Records from a dataset:
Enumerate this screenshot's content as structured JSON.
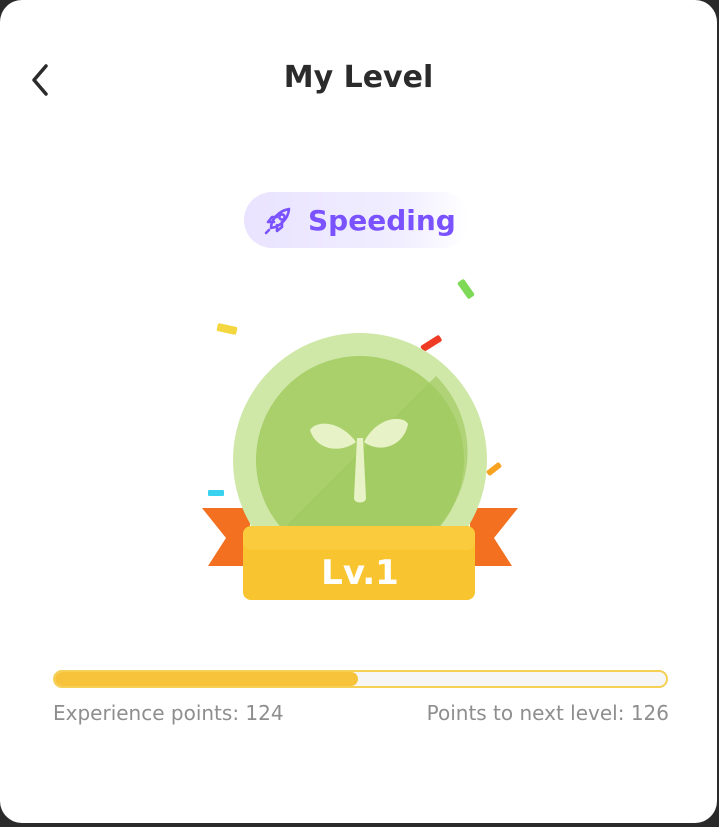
{
  "header": {
    "title": "My Level",
    "back_icon": "chevron-left-icon"
  },
  "status_badge": {
    "icon": "rocket-icon",
    "label": "Speeding",
    "color": "#7a52ff"
  },
  "medal": {
    "icon": "sprout-icon",
    "level_label": "Lv.1"
  },
  "progress": {
    "fraction": 0.496,
    "experience_text": "Experience points: 124",
    "next_level_text": "Points to next level: 126"
  }
}
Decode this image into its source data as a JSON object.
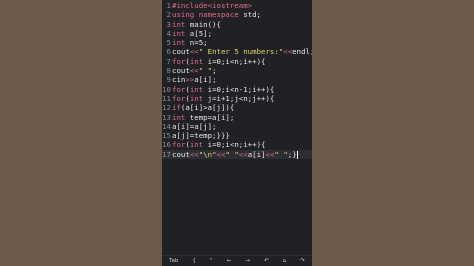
{
  "editor": {
    "lines": [
      {
        "num": "1",
        "segments": [
          {
            "t": "#include<iostream>",
            "c": "kw"
          }
        ]
      },
      {
        "num": "2",
        "segments": [
          {
            "t": "using namespace",
            "c": "kw"
          },
          {
            "t": " std;",
            "c": "code"
          }
        ]
      },
      {
        "num": "3",
        "segments": [
          {
            "t": "int",
            "c": "kw"
          },
          {
            "t": " main(){",
            "c": "code"
          }
        ]
      },
      {
        "num": "4",
        "segments": [
          {
            "t": "int",
            "c": "kw"
          },
          {
            "t": " a[5];",
            "c": "code"
          }
        ]
      },
      {
        "num": "5",
        "segments": [
          {
            "t": "int",
            "c": "kw"
          },
          {
            "t": " n=5;",
            "c": "code"
          }
        ]
      },
      {
        "num": "6",
        "segments": [
          {
            "t": "cout",
            "c": "code"
          },
          {
            "t": "<<",
            "c": "op"
          },
          {
            "t": "\" Enter 5 numbers:\"",
            "c": "str"
          },
          {
            "t": "<<",
            "c": "op"
          },
          {
            "t": "endl;",
            "c": "code"
          }
        ]
      },
      {
        "num": "7",
        "segments": [
          {
            "t": "for",
            "c": "kw"
          },
          {
            "t": "(",
            "c": "code"
          },
          {
            "t": "int",
            "c": "kw"
          },
          {
            "t": " i=0;i<n;i++){",
            "c": "code"
          }
        ]
      },
      {
        "num": "8",
        "segments": [
          {
            "t": "cout",
            "c": "code"
          },
          {
            "t": "<<",
            "c": "op"
          },
          {
            "t": "\" \"",
            "c": "str"
          },
          {
            "t": ";",
            "c": "code"
          }
        ]
      },
      {
        "num": "9",
        "segments": [
          {
            "t": "cin",
            "c": "code"
          },
          {
            "t": ">>",
            "c": "op"
          },
          {
            "t": "a[i];",
            "c": "code"
          }
        ]
      },
      {
        "num": "10",
        "segments": [
          {
            "t": "for",
            "c": "kw"
          },
          {
            "t": "(",
            "c": "code"
          },
          {
            "t": "int",
            "c": "kw"
          },
          {
            "t": " i=0;i<n-1;i++){",
            "c": "code"
          }
        ]
      },
      {
        "num": "11",
        "segments": [
          {
            "t": "for",
            "c": "kw"
          },
          {
            "t": "(",
            "c": "code"
          },
          {
            "t": "int",
            "c": "kw"
          },
          {
            "t": " j=i+1;j<n;j++){",
            "c": "code"
          }
        ]
      },
      {
        "num": "12",
        "segments": [
          {
            "t": "if",
            "c": "kw"
          },
          {
            "t": "(a[i]>a[j]){",
            "c": "code"
          }
        ]
      },
      {
        "num": "13",
        "segments": [
          {
            "t": "int",
            "c": "kw"
          },
          {
            "t": " temp=a[i];",
            "c": "code"
          }
        ]
      },
      {
        "num": "14",
        "segments": [
          {
            "t": "a[i]=a[j];",
            "c": "code"
          }
        ]
      },
      {
        "num": "15",
        "segments": [
          {
            "t": "a[j]=temp;}}}",
            "c": "code"
          }
        ]
      },
      {
        "num": "16",
        "segments": [
          {
            "t": "for",
            "c": "kw"
          },
          {
            "t": "(",
            "c": "code"
          },
          {
            "t": "int",
            "c": "kw"
          },
          {
            "t": " i=0;i<n;i++){",
            "c": "code"
          }
        ]
      },
      {
        "num": "17",
        "segments": [
          {
            "t": "cout",
            "c": "code"
          },
          {
            "t": "<<",
            "c": "op"
          },
          {
            "t": "\"\\n\"",
            "c": "str"
          },
          {
            "t": "<<",
            "c": "op"
          },
          {
            "t": "\" \"",
            "c": "str"
          },
          {
            "t": "<<",
            "c": "op"
          },
          {
            "t": "a[i]",
            "c": "code"
          },
          {
            "t": "<<",
            "c": "op"
          },
          {
            "t": "\" \"",
            "c": "str"
          },
          {
            "t": ";}",
            "c": "code"
          }
        ],
        "current": true
      }
    ]
  },
  "keybar": {
    "keys": [
      {
        "label": "Tab",
        "name": "tab-key"
      },
      {
        "label": "{",
        "name": "open-brace-key"
      },
      {
        "label": "\"",
        "name": "double-quote-key"
      },
      {
        "label": "←",
        "name": "arrow-left-key"
      },
      {
        "label": "→",
        "name": "arrow-right-key"
      },
      {
        "label": "↶",
        "name": "undo-key"
      },
      {
        "label": "⌂",
        "name": "home-key"
      },
      {
        "label": "↷",
        "name": "redo-key"
      }
    ]
  },
  "colors": {
    "background": "#6f5b4c",
    "editor_bg": "#202124",
    "keyword": "#e06c88",
    "string": "#e9d36d",
    "text": "#e8e8e8"
  }
}
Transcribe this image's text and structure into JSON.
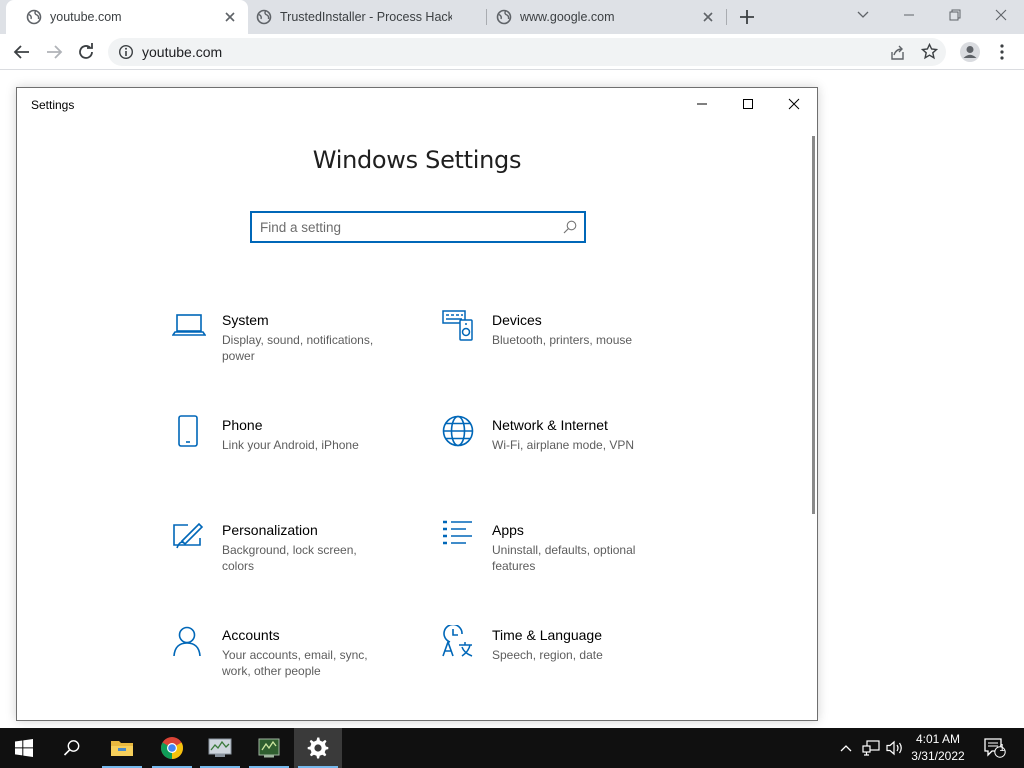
{
  "browser": {
    "tabs": [
      {
        "title": "youtube.com",
        "active": true
      },
      {
        "title": "TrustedInstaller - Process Hacker",
        "active": false
      },
      {
        "title": "www.google.com",
        "active": false
      }
    ],
    "address": "youtube.com"
  },
  "settings_window": {
    "title": "Settings",
    "heading": "Windows Settings",
    "search_placeholder": "Find a setting",
    "tiles": [
      {
        "name": "System",
        "desc": "Display, sound, notifications, power",
        "icon": "laptop-icon"
      },
      {
        "name": "Devices",
        "desc": "Bluetooth, printers, mouse",
        "icon": "devices-icon"
      },
      {
        "name": "Phone",
        "desc": "Link your Android, iPhone",
        "icon": "phone-icon"
      },
      {
        "name": "Network & Internet",
        "desc": "Wi-Fi, airplane mode, VPN",
        "icon": "globe-icon"
      },
      {
        "name": "Personalization",
        "desc": "Background, lock screen, colors",
        "icon": "brush-icon"
      },
      {
        "name": "Apps",
        "desc": "Uninstall, defaults, optional features",
        "icon": "apps-list-icon"
      },
      {
        "name": "Accounts",
        "desc": "Your accounts, email, sync, work, other people",
        "icon": "person-icon"
      },
      {
        "name": "Time & Language",
        "desc": "Speech, region, date",
        "icon": "time-language-icon"
      }
    ]
  },
  "taskbar": {
    "time": "4:01 AM",
    "date": "3/31/2022",
    "notification_count": "1"
  },
  "colors": {
    "accent": "#0067b8",
    "tab_strip": "#dee1e6",
    "taskbar": "#101010"
  }
}
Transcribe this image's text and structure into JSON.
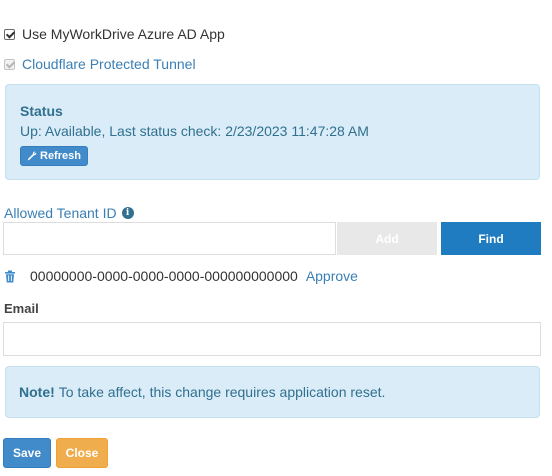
{
  "settings": {
    "use_azure_app": {
      "label": "Use MyWorkDrive Azure AD App",
      "checked": true
    },
    "cloudflare_tunnel": {
      "label": "Cloudflare Protected Tunnel",
      "checked": true,
      "disabled": true
    }
  },
  "status": {
    "title": "Status",
    "text": "Up: Available, Last status check: 2/23/2023 11:47:28 AM",
    "refresh_label": "Refresh"
  },
  "tenant": {
    "label": "Allowed Tenant ID",
    "input_value": "",
    "add_label": "Add",
    "find_label": "Find",
    "entries": [
      {
        "id": "00000000-0000-0000-0000-000000000000",
        "action_label": "Approve"
      }
    ]
  },
  "email": {
    "label": "Email",
    "value": ""
  },
  "note": {
    "strong": "Note!",
    "text": "To take affect, this change requires application reset."
  },
  "footer": {
    "save_label": "Save",
    "close_label": "Close"
  },
  "colors": {
    "primary": "#428bca",
    "find_button": "#1f7cc1",
    "warning": "#f0ad4e",
    "info_panel": "#d9ecf7",
    "info_text": "#31708f",
    "link": "#3a7fb5"
  }
}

Job: Report every line in the data above in which the word "this" appears.

Solution to the problem:
Enumerate this screenshot's content as structured JSON.
Decode this image into its source data as a JSON object.
Transcribe this image's text and structure into JSON.
Transcribe this image's text and structure into JSON.
    "text": "To take affect, this change requires application reset."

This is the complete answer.